Determine which lines contain the word "relevant", then copy those lines.
# START OF Task data
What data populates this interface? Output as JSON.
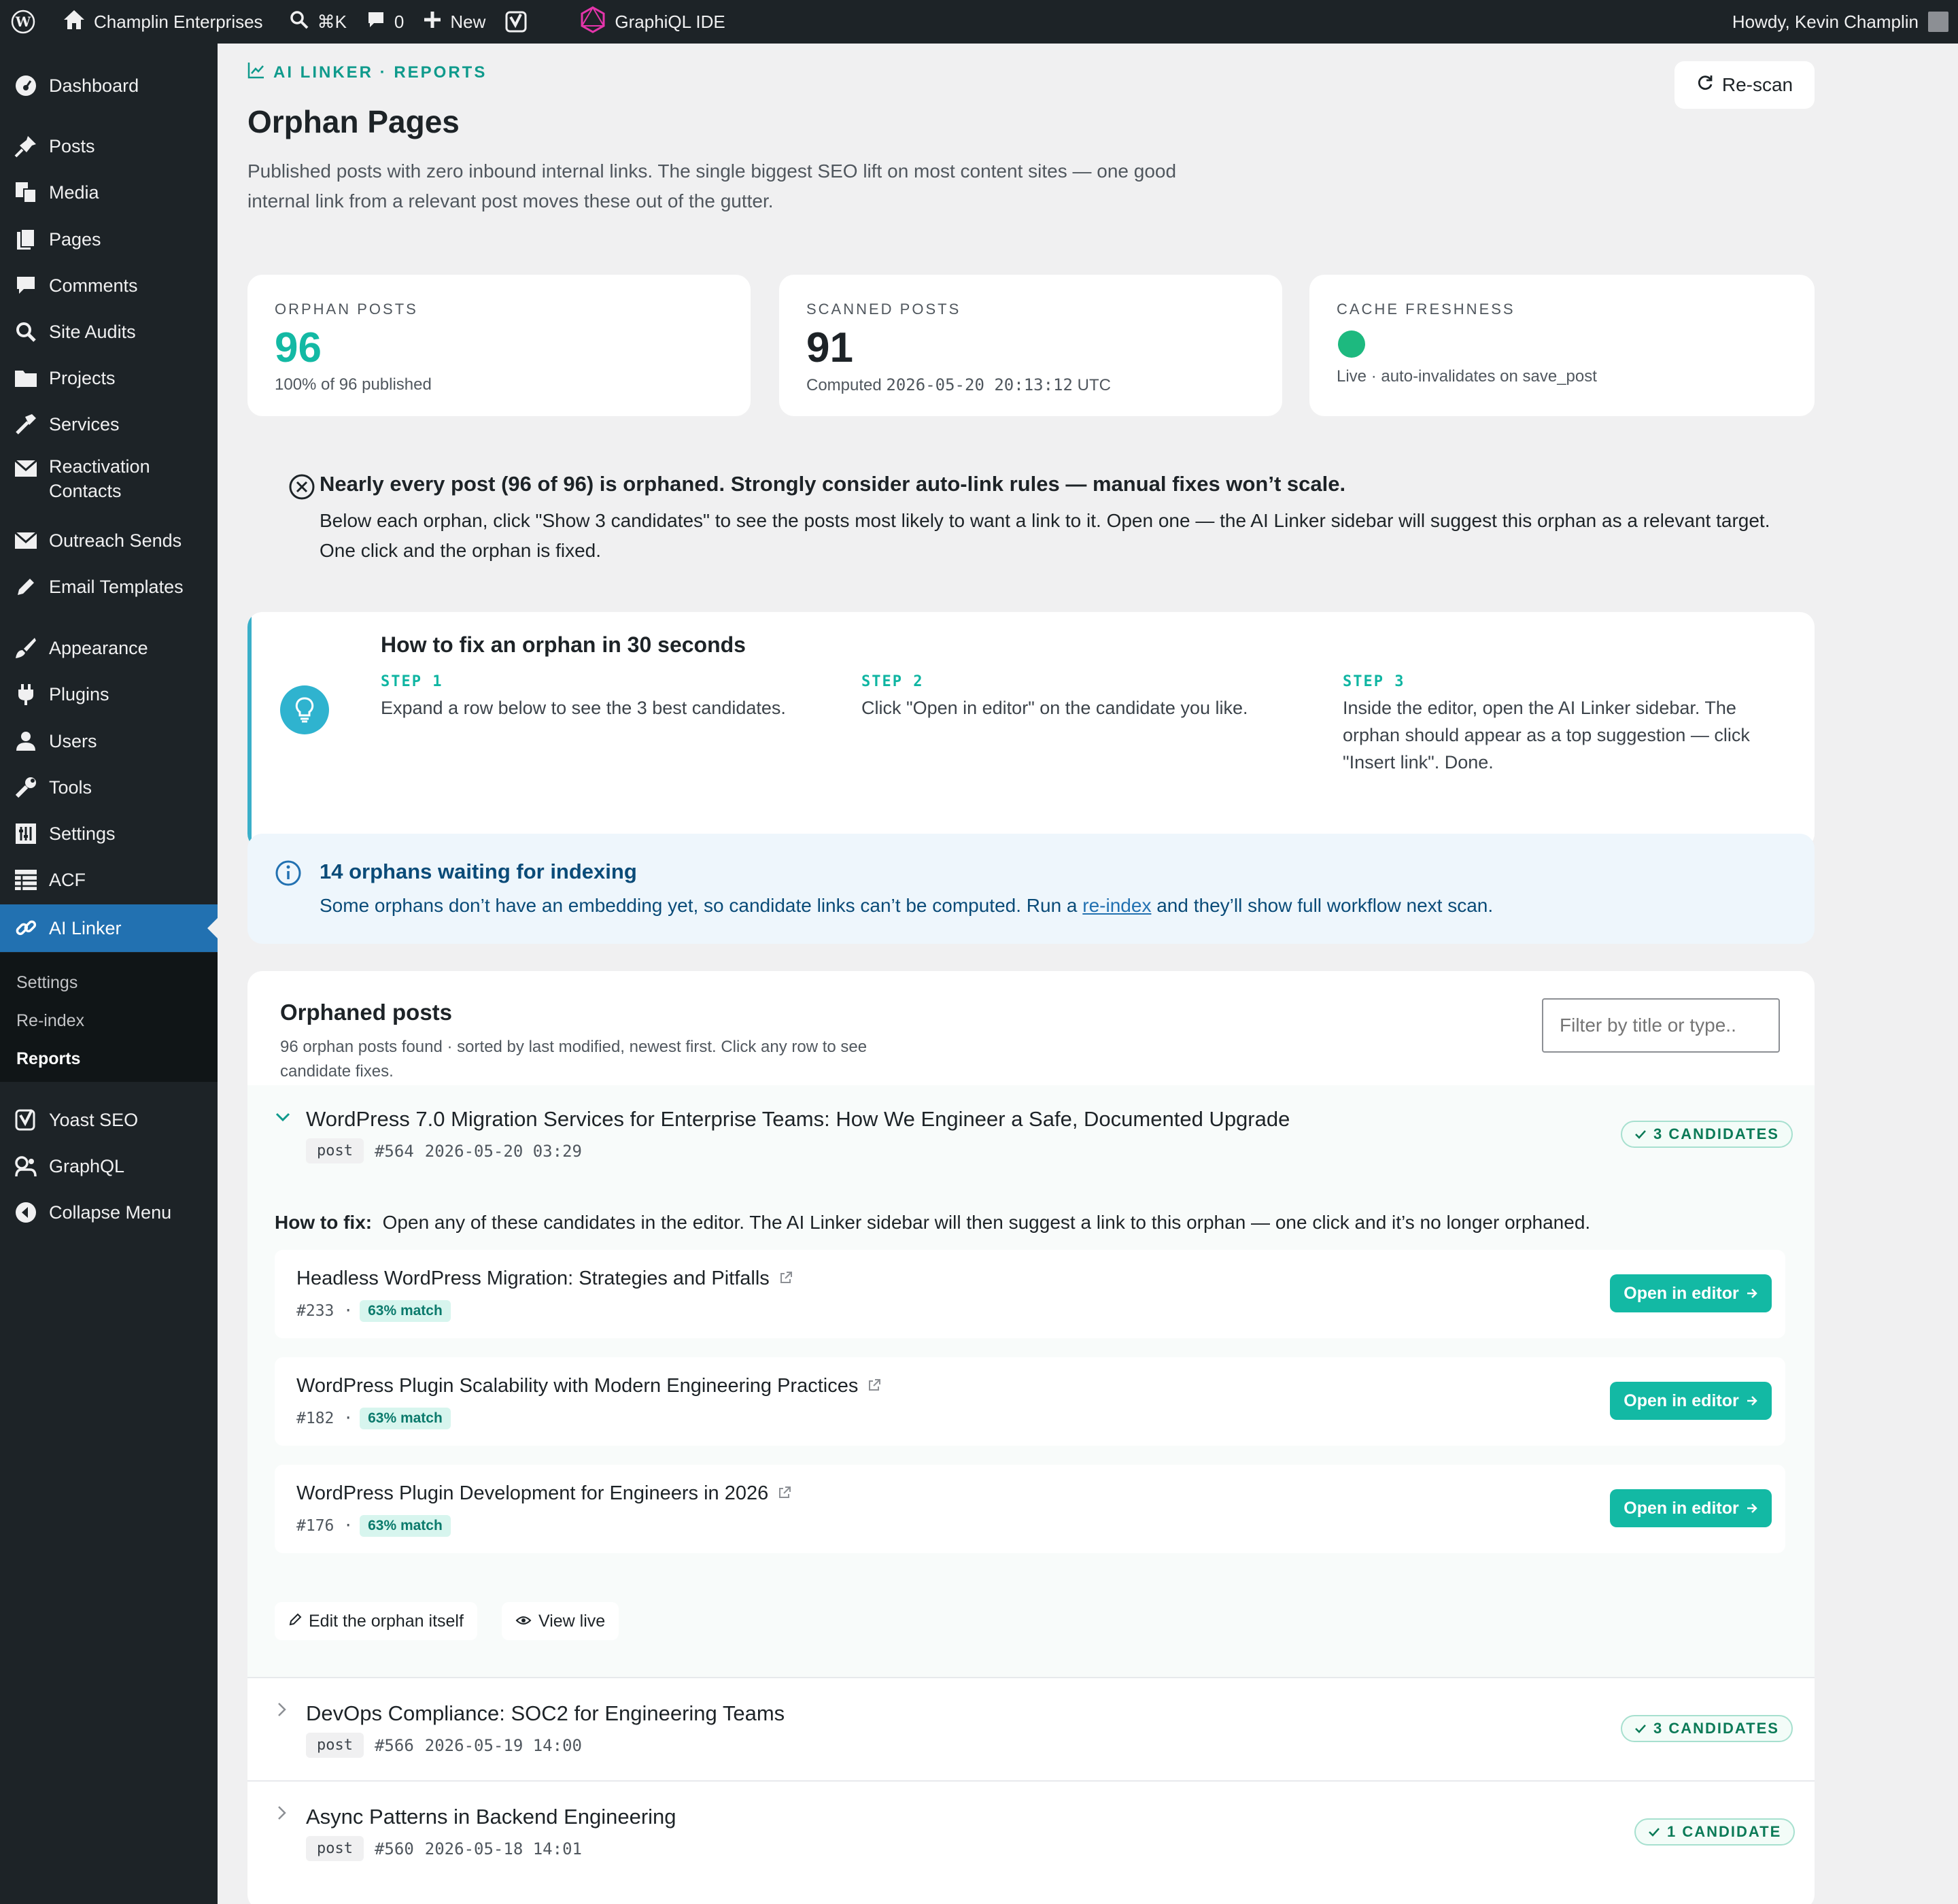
{
  "admin_bar": {
    "site_name": "Champlin Enterprises",
    "search_shortcut": "⌘K",
    "comments_count": "0",
    "new_label": "New",
    "graphiql_label": "GraphiQL IDE",
    "howdy": "Howdy, Kevin Champlin"
  },
  "sidebar": {
    "items": [
      {
        "label": "Dashboard",
        "icon": "dashboard-icon"
      },
      {
        "label": "Posts",
        "icon": "pin-icon"
      },
      {
        "label": "Media",
        "icon": "media-icon"
      },
      {
        "label": "Pages",
        "icon": "pages-icon"
      },
      {
        "label": "Comments",
        "icon": "comment-icon"
      },
      {
        "label": "Site Audits",
        "icon": "search-icon"
      },
      {
        "label": "Projects",
        "icon": "folder-icon"
      },
      {
        "label": "Services",
        "icon": "hammer-icon"
      },
      {
        "label": "Reactivation Contacts",
        "label_line1": "Reactivation",
        "label_line2": "Contacts",
        "icon": "mail-icon"
      },
      {
        "label": "Outreach Sends",
        "icon": "mail-icon"
      },
      {
        "label": "Email Templates",
        "icon": "pencil-icon"
      },
      {
        "label": "Appearance",
        "icon": "brush-icon"
      },
      {
        "label": "Plugins",
        "icon": "plugin-icon"
      },
      {
        "label": "Users",
        "icon": "user-icon"
      },
      {
        "label": "Tools",
        "icon": "wrench-icon"
      },
      {
        "label": "Settings",
        "icon": "settings-icon"
      },
      {
        "label": "ACF",
        "icon": "acf-icon"
      },
      {
        "label": "AI Linker",
        "icon": "link-icon"
      },
      {
        "label": "Yoast SEO",
        "icon": "yoast-icon"
      },
      {
        "label": "GraphQL",
        "icon": "graphql-icon"
      },
      {
        "label": "Collapse Menu",
        "icon": "collapse-icon"
      }
    ],
    "submenu": [
      "Settings",
      "Re-index",
      "Reports"
    ]
  },
  "header": {
    "kicker": "AI LINKER · REPORTS",
    "title": "Orphan Pages",
    "description": "Published posts with zero inbound internal links. The single biggest SEO lift on most content sites — one good internal link from a relevant post moves these out of the gutter.",
    "rescan_label": "Re-scan"
  },
  "stats": [
    {
      "label": "ORPHAN POSTS",
      "value": "96",
      "sub": "100% of 96 published"
    },
    {
      "label": "SCANNED POSTS",
      "value": "91",
      "sub_prefix": "Computed ",
      "sub_mono": "2026-05-20 20:13:12",
      "sub_suffix": " UTC"
    },
    {
      "label": "CACHE FRESHNESS",
      "status_color": "#1db97f",
      "sub": "Live · auto-invalidates on save_post"
    }
  ],
  "warning": {
    "title": "Nearly every post (96 of 96) is orphaned. Strongly consider auto-link rules — manual fixes won’t scale.",
    "body": "Below each orphan, click \"Show 3 candidates\" to see the posts most likely to want a link to it. Open one — the AI Linker sidebar will suggest this orphan as a relevant target. One click and the orphan is fixed."
  },
  "howto": {
    "title": "How to fix an orphan in 30 seconds",
    "steps": [
      {
        "label": "STEP 1",
        "text": "Expand a row below to see the 3 best candidates."
      },
      {
        "label": "STEP 2",
        "text": "Click \"Open in editor\" on the candidate you like."
      },
      {
        "label": "STEP 3",
        "text": "Inside the editor, open the AI Linker sidebar. The orphan should appear as a top suggestion — click \"Insert link\". Done."
      }
    ]
  },
  "info": {
    "title": "14 orphans waiting for indexing",
    "text_before": "Some orphans don’t have an embedding yet, so candidate links can’t be computed. Run a ",
    "link": "re-index",
    "text_after": " and they’ll show full workflow next scan."
  },
  "orphans": {
    "title": "Orphaned posts",
    "subtitle": "96 orphan posts found · sorted by last modified, newest first. Click any row to see candidate fixes.",
    "filter_placeholder": "Filter by title or type..",
    "rows": [
      {
        "title": "WordPress 7.0 Migration Services for Enterprise Teams: How We Engineer a Safe, Documented Upgrade",
        "type": "post",
        "id": "#564",
        "date": "2026-05-20 03:29",
        "badge": "3 CANDIDATES",
        "expanded": true
      },
      {
        "title": "DevOps Compliance: SOC2 for Engineering Teams",
        "type": "post",
        "id": "#566",
        "date": "2026-05-19 14:00",
        "badge": "3 CANDIDATES",
        "expanded": false
      },
      {
        "title": "Async Patterns in Backend Engineering",
        "type": "post",
        "id": "#560",
        "date": "2026-05-18 14:01",
        "badge": "1 CANDIDATE",
        "expanded": false
      }
    ],
    "how_to_fix_label": "How to fix:",
    "how_to_fix_text": "Open any of these candidates in the editor. The AI Linker sidebar will then suggest a link to this orphan — one click and it’s no longer orphaned.",
    "candidates": [
      {
        "title": "Headless WordPress Migration: Strategies and Pitfalls",
        "id": "#233 ·",
        "match": "63% match",
        "button": "Open in editor"
      },
      {
        "title": "WordPress Plugin Scalability with Modern Engineering Practices",
        "id": "#182 ·",
        "match": "63% match",
        "button": "Open in editor"
      },
      {
        "title": "WordPress Plugin Development for Engineers in 2026",
        "id": "#176 ·",
        "match": "63% match",
        "button": "Open in editor"
      }
    ],
    "edit_orphan_label": "Edit the orphan itself",
    "view_live_label": "View live"
  },
  "colors": {
    "accent": "#13b9a4",
    "wp_blue": "#2271b1",
    "admin_dark": "#1d2327"
  }
}
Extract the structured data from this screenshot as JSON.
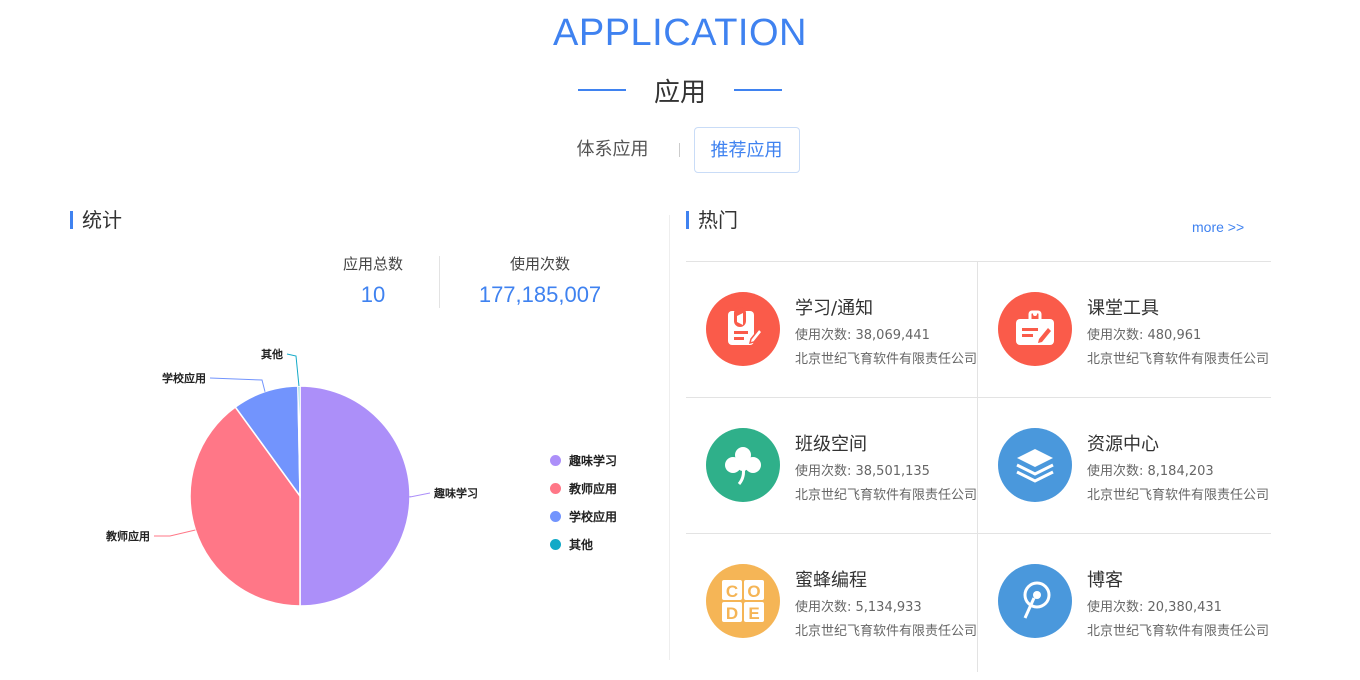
{
  "header": {
    "title": "APPLICATION",
    "subtitle": "应用"
  },
  "tabs": [
    {
      "label": "体系应用"
    },
    {
      "label": "推荐应用",
      "active": true
    }
  ],
  "stats": {
    "section_title": "统计",
    "total_label": "应用总数",
    "total_value": "10",
    "usage_label": "使用次数",
    "usage_value": "177,185,007"
  },
  "chart_data": {
    "type": "pie",
    "categories": [
      "趣味学习",
      "教师应用",
      "学校应用",
      "其他"
    ],
    "values": [
      50,
      40,
      9.7,
      0.3
    ],
    "colors": [
      "#ac8ff9",
      "#ff7787",
      "#7294fd",
      "#12a9c7"
    ],
    "legend_position": "right"
  },
  "hot": {
    "section_title": "热门",
    "more_label": "more >>",
    "items": [
      {
        "name": "学习/通知",
        "count": "使用次数: 38,069,441",
        "company": "北京世纪飞育软件有限责任公司",
        "icon": "notice-icon",
        "color": "#fa5b4a"
      },
      {
        "name": "课堂工具",
        "count": "使用次数: 480,961",
        "company": "北京世纪飞育软件有限责任公司",
        "icon": "clipboard-icon",
        "color": "#fa5b4a"
      },
      {
        "name": "班级空间",
        "count": "使用次数: 38,501,135",
        "company": "北京世纪飞育软件有限责任公司",
        "icon": "clover-icon",
        "color": "#2fb08a"
      },
      {
        "name": "资源中心",
        "count": "使用次数: 8,184,203",
        "company": "北京世纪飞育软件有限责任公司",
        "icon": "layers-icon",
        "color": "#4a98dc"
      },
      {
        "name": "蜜蜂编程",
        "count": "使用次数: 5,134,933",
        "company": "北京世纪飞育软件有限责任公司",
        "icon": "code-icon",
        "color": "#f5b556"
      },
      {
        "name": "博客",
        "count": "使用次数: 20,380,431",
        "company": "北京世纪飞育软件有限责任公司",
        "icon": "blog-icon",
        "color": "#4a98dc"
      }
    ]
  }
}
# END OF Task data
Response to the task >>
    "description": "Published posts with zero inbound internal links. The single biggest SEO lift on most content sites — one good internal link from a relevant post moves these out of the gutter.",
    "body": "Below each orphan, click \"Show 3 candidates\" to see the posts most likely to want a link to it. Open one — the AI Linker sidebar will suggest this orphan as a relevant target. One click and the orphan is fixed."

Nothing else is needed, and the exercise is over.